Directions: Each line of the listing that contains the word "position" is to be copied.

Given entries:
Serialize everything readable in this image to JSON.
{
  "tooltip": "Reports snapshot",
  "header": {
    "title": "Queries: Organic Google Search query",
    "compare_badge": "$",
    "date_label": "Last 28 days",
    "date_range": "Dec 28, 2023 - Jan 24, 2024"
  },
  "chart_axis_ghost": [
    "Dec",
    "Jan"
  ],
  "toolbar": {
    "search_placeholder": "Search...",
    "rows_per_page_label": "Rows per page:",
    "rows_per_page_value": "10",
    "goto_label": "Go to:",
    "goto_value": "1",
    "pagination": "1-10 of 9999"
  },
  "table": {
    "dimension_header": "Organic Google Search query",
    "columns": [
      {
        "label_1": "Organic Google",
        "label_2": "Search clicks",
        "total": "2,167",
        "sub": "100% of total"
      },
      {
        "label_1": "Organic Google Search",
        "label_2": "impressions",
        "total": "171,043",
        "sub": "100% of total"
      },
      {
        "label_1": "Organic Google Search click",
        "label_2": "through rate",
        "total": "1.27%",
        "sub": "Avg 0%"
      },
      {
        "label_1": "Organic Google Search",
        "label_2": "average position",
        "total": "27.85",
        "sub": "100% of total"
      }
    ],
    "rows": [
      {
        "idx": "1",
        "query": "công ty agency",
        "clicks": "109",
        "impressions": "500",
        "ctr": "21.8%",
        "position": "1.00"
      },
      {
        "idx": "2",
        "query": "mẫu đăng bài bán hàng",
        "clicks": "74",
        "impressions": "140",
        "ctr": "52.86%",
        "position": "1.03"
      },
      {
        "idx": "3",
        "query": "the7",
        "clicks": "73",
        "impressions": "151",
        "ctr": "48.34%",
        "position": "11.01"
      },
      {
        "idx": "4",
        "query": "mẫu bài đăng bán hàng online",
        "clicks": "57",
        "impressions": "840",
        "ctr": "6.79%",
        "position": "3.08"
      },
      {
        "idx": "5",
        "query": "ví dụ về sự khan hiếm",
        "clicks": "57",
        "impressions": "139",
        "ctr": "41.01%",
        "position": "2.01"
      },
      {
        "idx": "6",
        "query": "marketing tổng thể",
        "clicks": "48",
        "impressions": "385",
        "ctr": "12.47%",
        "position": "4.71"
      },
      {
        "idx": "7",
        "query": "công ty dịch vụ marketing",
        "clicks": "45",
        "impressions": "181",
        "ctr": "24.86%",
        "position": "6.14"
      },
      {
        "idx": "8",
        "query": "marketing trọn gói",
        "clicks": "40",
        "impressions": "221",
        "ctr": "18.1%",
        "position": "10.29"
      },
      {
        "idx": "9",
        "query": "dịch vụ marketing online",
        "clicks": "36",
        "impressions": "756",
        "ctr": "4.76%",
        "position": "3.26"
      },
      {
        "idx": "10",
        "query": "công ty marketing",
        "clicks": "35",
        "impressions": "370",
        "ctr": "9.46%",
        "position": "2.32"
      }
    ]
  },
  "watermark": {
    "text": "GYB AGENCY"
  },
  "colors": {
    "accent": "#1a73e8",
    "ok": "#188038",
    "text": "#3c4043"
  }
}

Output of the task:
        "label_2": "average position",
        "position": "1.00"
        "position": "1.03"
        "position": "11.01"
        "position": "3.08"
        "position": "2.01"
        "position": "4.71"
        "position": "6.14"
        "position": "10.29"
        "position": "3.26"
        "position": "2.32"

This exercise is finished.